= EXTRACT =

I’ve used “dojo” to describe the physical place where the batch meets. That’s good because it suggests the self-cultivation that is such an explicit part of Japanese training in all the traditional arts. But it’s bad because a dojo is always associated with a sensei, one sensei who is part of a tradition (even if it is the venerable tradition of standing apart from tradition), and not only do we have no sensei in that strict sense, we also have no sect or “school” or tradition in the intellectual aspect of the word. Similarly, a friend who lived some time among Jesuits said of my description of Hacker School that “it sounds like life at a monastery” — let’s not say anything about celibacy, but Hacker School fails to meet the definition because there is no abbot and no order (in the sense of a religious ideology or theological affiliation). And as with “retreat”, the word fails because we are not cloistered here. If Hacker School has any ideology, it is that of the rain forest-like chaos of the hacking world at large. Dojo and monastery, both of which involve adherence to hierarchical rules, are not the right names for a place that encourages this state of things.
“Collaborative studio” might do to describe Hacker School. “Gymnasium” also might do. Neither requires a sensei or abbot figure, and each suggests a place where people can work, independently or together, at training themselves or producing work that depends on discipline or reflective exertion or craftsmanship. That seems to me the essential point. I recommend those two expressions, then, to describe Hacker School.
“Collaborative studio” and “gymnasium” are what I say now, describing Hacker School when I talk to people who understand about self-cultivation. When forced to talk to grown-ups, I have been describing Hacker School as a tech recruitment company that offers unpaid training-internships.

= RECORD LIST =
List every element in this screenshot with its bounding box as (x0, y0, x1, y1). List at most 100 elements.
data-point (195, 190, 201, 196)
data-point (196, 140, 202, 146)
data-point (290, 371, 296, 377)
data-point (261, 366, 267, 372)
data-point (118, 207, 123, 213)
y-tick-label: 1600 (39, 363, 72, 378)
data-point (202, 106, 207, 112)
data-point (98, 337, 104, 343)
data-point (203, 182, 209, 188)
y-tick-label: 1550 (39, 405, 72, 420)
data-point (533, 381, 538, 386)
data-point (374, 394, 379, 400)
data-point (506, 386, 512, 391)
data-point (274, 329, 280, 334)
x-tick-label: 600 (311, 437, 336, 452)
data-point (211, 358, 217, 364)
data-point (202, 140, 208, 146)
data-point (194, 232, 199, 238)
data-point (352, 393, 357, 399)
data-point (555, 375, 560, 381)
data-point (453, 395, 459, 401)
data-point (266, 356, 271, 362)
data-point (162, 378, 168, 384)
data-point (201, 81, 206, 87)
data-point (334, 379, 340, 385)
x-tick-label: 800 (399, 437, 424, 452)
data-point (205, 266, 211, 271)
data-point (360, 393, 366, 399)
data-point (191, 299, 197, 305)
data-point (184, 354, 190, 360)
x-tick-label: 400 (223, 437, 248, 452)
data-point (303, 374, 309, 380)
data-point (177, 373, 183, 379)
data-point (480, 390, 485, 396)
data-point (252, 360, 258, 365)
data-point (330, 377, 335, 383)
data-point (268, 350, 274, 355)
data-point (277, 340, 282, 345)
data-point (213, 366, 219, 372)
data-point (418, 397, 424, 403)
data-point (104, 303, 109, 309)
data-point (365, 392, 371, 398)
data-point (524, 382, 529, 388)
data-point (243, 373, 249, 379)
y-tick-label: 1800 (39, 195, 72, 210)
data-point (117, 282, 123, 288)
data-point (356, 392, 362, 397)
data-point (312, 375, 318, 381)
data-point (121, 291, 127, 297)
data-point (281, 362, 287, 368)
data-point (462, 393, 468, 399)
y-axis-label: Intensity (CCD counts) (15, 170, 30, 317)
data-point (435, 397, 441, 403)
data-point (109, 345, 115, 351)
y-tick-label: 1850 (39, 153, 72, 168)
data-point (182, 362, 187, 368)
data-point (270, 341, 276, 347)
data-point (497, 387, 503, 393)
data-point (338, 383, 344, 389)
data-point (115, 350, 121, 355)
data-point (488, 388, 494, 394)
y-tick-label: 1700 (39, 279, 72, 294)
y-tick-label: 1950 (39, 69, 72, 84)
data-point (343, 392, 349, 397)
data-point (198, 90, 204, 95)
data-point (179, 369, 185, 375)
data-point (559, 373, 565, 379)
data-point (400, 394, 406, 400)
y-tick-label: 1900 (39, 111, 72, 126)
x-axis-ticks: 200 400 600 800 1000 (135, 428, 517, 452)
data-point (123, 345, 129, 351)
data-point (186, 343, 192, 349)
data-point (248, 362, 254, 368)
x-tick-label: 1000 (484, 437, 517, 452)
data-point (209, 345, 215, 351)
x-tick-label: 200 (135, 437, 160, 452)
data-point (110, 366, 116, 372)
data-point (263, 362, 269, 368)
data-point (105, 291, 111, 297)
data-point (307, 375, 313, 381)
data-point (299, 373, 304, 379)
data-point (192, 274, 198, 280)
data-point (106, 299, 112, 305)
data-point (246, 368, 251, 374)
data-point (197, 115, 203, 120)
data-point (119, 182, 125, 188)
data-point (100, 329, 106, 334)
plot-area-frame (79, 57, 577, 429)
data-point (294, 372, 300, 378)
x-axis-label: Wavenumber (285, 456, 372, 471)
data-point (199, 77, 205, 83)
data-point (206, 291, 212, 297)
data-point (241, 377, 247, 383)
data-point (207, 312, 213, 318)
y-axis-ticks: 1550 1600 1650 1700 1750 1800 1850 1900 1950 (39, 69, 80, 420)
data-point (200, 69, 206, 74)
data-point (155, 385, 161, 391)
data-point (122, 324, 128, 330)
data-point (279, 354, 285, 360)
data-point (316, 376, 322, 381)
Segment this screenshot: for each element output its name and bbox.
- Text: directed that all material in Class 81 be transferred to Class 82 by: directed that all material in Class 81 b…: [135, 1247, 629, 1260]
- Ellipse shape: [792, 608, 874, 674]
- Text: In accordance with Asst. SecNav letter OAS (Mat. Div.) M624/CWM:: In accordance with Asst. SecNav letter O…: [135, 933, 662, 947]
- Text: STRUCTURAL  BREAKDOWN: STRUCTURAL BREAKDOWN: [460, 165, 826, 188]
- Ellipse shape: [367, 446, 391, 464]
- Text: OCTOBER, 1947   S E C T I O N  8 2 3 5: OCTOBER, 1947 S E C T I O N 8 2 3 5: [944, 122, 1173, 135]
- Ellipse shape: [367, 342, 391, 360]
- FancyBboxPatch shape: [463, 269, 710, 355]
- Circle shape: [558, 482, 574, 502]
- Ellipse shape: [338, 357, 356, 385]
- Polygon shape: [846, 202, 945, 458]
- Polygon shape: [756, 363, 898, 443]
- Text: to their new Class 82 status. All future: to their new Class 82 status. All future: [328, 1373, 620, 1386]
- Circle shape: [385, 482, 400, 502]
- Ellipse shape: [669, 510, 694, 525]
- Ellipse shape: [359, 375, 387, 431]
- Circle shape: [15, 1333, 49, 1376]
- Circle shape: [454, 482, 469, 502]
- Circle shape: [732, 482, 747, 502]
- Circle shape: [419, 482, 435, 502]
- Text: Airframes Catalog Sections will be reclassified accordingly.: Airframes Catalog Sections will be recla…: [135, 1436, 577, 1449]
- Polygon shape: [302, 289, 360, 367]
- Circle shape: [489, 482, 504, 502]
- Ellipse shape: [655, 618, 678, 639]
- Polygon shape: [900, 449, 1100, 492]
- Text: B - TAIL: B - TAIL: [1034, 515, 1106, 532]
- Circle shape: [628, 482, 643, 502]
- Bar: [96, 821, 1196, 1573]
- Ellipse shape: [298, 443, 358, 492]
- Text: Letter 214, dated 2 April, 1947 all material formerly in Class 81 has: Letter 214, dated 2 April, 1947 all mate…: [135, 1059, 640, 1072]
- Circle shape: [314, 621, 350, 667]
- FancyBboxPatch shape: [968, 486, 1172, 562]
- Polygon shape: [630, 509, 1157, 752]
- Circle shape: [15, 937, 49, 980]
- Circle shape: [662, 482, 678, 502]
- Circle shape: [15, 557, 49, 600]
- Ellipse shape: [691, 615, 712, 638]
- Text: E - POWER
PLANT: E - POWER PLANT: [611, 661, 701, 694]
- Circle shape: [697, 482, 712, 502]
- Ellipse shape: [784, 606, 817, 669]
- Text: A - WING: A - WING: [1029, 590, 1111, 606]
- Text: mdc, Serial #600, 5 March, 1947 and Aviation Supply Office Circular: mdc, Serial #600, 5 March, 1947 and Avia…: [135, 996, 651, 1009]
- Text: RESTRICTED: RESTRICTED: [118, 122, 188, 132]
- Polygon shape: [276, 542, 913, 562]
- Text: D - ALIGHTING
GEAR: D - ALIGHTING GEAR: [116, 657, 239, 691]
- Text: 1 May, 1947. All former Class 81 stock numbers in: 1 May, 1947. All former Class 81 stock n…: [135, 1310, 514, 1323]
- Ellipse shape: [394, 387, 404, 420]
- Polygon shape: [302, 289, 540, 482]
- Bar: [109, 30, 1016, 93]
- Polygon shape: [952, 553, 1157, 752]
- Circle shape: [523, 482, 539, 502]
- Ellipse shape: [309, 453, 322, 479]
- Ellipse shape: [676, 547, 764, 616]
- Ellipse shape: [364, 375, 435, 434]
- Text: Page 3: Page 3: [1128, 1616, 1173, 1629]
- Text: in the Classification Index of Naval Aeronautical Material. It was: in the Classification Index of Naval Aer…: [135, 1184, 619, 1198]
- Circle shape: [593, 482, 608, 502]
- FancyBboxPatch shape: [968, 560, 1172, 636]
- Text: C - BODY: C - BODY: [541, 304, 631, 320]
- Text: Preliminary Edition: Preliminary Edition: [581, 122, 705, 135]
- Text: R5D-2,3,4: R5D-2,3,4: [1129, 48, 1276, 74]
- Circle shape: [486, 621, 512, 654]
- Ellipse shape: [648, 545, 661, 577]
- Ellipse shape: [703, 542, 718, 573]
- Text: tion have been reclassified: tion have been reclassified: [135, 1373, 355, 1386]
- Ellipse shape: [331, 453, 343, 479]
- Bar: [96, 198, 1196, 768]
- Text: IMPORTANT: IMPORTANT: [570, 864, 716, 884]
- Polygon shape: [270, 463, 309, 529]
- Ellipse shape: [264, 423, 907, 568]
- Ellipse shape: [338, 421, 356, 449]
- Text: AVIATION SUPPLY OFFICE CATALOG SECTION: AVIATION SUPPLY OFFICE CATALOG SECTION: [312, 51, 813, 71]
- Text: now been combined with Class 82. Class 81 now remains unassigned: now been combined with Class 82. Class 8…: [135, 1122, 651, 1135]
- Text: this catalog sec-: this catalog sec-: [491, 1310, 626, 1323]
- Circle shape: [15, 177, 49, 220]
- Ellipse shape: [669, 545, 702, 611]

= PROBLEM =
Please translate this sentence from the text on naming Hacker School into Spanish: "If Hacker School has any ideology, it is that of the rain forest-like chaos of the hacking world at large." The lines come from a different source than the text.

= EXERCISE SOLUTION =
Si Hacker School tiene alguna ideología, es la del caos, semejante al de una selva tropical, del mundo del hacking en general.